(Instructions for the task)
Identify the lines that contain the word "給与明細" and copy each one.

(Data items)

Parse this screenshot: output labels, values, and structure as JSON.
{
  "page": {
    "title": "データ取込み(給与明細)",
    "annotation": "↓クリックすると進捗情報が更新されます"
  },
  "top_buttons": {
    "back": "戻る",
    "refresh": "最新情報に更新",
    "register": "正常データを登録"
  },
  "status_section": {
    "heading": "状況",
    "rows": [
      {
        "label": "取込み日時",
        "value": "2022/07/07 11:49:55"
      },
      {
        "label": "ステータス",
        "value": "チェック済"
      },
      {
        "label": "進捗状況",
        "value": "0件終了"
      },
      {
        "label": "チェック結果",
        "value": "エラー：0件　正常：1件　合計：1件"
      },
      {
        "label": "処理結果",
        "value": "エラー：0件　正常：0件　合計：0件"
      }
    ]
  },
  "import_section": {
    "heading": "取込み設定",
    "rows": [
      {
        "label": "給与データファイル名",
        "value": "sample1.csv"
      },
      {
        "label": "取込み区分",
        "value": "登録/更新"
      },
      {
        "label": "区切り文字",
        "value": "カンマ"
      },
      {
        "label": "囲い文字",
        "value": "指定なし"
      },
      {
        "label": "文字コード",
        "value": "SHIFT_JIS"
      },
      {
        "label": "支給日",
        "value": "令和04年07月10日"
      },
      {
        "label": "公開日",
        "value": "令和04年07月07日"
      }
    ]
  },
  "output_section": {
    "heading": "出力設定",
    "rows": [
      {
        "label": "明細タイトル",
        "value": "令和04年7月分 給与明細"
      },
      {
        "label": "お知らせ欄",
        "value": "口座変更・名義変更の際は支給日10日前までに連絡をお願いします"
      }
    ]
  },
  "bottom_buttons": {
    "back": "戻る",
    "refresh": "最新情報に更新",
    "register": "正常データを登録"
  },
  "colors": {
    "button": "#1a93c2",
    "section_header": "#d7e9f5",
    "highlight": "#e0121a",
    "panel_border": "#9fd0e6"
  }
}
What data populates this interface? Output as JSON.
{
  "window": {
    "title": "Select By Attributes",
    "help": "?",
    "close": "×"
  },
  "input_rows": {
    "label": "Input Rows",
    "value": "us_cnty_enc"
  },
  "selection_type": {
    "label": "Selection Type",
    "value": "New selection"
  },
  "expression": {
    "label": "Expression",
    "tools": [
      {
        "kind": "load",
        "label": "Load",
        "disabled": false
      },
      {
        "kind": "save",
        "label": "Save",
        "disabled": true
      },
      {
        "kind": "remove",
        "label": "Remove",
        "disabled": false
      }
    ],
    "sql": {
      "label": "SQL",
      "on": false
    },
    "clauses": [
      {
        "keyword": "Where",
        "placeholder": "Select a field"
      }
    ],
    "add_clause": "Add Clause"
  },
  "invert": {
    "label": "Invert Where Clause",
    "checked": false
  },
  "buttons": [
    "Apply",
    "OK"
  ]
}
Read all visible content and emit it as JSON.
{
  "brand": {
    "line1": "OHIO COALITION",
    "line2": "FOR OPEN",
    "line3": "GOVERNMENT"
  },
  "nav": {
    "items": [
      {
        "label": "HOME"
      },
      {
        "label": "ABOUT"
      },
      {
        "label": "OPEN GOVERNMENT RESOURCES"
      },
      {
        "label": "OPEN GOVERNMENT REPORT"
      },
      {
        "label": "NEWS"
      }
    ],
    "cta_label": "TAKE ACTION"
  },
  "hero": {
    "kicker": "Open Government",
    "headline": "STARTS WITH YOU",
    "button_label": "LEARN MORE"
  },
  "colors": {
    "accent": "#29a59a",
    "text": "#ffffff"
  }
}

(Complete response)
    "title": "データ取込み(給与明細)",
        "value": "令和04年7月分 給与明細"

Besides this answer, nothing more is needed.